#### What you are asked to do:
Count the lines below that contain the word "Possible", and report only that number.

__________________________________________________

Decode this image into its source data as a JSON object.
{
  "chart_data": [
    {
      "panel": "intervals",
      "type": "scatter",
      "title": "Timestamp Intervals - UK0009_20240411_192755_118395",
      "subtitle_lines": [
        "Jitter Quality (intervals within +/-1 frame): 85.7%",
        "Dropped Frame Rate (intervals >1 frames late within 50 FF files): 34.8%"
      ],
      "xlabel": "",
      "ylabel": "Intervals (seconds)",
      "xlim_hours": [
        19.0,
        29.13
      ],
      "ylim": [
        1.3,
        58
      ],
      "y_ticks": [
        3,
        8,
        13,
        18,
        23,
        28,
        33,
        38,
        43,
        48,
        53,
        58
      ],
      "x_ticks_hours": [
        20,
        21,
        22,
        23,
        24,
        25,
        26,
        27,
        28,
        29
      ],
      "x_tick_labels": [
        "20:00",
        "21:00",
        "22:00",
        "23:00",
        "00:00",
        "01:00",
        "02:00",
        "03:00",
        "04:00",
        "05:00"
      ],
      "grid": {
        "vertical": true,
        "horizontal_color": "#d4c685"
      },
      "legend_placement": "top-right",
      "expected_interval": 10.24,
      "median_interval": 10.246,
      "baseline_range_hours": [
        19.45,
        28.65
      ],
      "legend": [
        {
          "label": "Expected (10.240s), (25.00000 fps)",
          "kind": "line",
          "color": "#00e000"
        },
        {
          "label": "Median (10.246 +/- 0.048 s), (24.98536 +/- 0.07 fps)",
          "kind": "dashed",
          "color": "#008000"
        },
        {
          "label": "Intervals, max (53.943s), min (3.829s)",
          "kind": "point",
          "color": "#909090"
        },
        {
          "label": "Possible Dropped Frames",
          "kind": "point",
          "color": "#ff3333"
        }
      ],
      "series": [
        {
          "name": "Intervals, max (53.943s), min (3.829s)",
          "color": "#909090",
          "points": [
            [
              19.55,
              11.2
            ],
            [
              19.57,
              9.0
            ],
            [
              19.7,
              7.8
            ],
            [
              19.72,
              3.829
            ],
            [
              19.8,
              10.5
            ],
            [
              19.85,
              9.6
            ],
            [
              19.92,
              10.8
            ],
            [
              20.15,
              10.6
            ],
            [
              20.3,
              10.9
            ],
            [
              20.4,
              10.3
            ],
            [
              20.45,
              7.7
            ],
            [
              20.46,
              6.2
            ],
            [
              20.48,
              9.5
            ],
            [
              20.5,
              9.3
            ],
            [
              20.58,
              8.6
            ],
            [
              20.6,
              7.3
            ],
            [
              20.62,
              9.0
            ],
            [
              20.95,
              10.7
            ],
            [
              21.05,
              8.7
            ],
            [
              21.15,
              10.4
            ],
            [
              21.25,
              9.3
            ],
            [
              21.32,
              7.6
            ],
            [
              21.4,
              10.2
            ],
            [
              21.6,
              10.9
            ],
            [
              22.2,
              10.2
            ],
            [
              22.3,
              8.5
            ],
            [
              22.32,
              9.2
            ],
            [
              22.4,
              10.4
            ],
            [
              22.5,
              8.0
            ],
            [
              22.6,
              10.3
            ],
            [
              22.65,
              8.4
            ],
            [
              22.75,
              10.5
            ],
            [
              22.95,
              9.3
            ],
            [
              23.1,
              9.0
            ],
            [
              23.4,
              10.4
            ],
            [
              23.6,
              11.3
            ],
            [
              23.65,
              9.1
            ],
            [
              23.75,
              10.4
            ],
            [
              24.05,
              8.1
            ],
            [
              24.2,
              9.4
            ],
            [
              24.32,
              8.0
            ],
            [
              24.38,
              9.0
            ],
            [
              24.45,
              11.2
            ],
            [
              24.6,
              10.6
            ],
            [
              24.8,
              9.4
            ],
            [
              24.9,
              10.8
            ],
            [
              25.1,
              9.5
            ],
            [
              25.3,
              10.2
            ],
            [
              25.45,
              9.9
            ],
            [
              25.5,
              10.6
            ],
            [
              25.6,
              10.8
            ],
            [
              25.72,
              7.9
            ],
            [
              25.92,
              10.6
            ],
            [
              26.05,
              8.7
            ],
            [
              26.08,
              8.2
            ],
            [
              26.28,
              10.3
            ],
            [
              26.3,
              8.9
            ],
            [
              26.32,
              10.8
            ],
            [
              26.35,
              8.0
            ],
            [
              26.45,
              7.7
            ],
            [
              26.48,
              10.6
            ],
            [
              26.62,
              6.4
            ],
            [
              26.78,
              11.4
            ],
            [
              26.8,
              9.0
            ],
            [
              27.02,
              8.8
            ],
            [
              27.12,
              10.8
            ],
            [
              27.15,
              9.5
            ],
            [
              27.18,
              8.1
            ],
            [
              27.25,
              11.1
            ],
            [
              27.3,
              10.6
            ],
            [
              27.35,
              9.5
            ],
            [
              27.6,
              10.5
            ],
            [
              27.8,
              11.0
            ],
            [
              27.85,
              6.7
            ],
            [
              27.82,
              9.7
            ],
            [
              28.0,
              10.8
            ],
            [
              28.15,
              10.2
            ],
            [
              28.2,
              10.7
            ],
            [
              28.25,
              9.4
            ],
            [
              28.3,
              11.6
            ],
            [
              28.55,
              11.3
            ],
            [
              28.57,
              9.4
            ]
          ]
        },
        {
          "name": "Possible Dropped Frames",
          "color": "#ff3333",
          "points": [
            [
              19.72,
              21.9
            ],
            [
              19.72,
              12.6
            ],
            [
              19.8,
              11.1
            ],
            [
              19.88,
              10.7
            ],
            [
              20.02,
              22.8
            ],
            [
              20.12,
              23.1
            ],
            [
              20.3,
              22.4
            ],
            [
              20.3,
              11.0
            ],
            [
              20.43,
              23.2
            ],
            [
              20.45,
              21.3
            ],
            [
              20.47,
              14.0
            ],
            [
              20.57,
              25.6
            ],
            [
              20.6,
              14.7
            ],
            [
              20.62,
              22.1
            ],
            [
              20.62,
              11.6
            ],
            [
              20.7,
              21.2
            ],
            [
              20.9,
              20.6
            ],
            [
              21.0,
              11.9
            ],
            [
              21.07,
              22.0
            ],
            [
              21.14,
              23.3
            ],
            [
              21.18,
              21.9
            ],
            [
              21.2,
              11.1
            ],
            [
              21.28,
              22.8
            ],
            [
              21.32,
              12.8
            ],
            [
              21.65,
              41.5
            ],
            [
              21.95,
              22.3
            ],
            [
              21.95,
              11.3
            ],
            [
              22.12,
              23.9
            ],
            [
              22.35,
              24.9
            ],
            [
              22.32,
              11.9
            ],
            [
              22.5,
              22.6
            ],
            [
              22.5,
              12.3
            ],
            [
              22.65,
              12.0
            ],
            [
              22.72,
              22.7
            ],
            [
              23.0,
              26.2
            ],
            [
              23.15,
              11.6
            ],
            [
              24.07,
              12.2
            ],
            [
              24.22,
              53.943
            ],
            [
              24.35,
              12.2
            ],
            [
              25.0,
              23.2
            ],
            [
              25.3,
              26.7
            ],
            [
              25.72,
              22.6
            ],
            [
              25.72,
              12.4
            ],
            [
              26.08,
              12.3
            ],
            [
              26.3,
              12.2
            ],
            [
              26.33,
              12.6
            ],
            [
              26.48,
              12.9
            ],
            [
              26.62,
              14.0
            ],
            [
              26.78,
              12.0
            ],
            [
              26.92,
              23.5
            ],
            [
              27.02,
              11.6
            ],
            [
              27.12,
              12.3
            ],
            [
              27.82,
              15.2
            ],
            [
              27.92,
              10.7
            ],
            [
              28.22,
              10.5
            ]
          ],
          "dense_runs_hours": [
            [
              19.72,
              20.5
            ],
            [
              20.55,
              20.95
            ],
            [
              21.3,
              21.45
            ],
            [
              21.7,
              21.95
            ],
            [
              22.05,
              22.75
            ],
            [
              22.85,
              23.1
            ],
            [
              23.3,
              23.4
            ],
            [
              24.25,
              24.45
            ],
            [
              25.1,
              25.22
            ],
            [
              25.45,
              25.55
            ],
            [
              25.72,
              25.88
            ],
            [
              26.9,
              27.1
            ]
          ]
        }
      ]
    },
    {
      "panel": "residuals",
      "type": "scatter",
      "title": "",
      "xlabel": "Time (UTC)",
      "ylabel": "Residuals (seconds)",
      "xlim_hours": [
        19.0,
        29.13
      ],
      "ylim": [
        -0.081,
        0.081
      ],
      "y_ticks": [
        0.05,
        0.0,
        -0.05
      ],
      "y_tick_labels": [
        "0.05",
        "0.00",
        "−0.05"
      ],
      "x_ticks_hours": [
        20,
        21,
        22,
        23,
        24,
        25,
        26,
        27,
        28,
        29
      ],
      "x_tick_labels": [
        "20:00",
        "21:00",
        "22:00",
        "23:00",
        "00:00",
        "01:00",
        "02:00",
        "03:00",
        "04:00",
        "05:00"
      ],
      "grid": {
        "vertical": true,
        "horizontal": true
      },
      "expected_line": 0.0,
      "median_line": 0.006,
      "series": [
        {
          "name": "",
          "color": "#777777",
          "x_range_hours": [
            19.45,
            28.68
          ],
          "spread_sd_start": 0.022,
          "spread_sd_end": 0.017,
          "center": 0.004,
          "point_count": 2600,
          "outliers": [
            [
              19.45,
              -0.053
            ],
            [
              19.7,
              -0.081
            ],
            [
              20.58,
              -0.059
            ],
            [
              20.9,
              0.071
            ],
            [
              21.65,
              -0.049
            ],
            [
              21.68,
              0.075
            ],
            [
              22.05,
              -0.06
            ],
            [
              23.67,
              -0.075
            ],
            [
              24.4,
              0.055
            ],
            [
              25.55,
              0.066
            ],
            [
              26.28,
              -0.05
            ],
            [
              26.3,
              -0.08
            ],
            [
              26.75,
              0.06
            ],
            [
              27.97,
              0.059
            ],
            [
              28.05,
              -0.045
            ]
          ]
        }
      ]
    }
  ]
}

__________________________________________________

#### Solution for this task:
2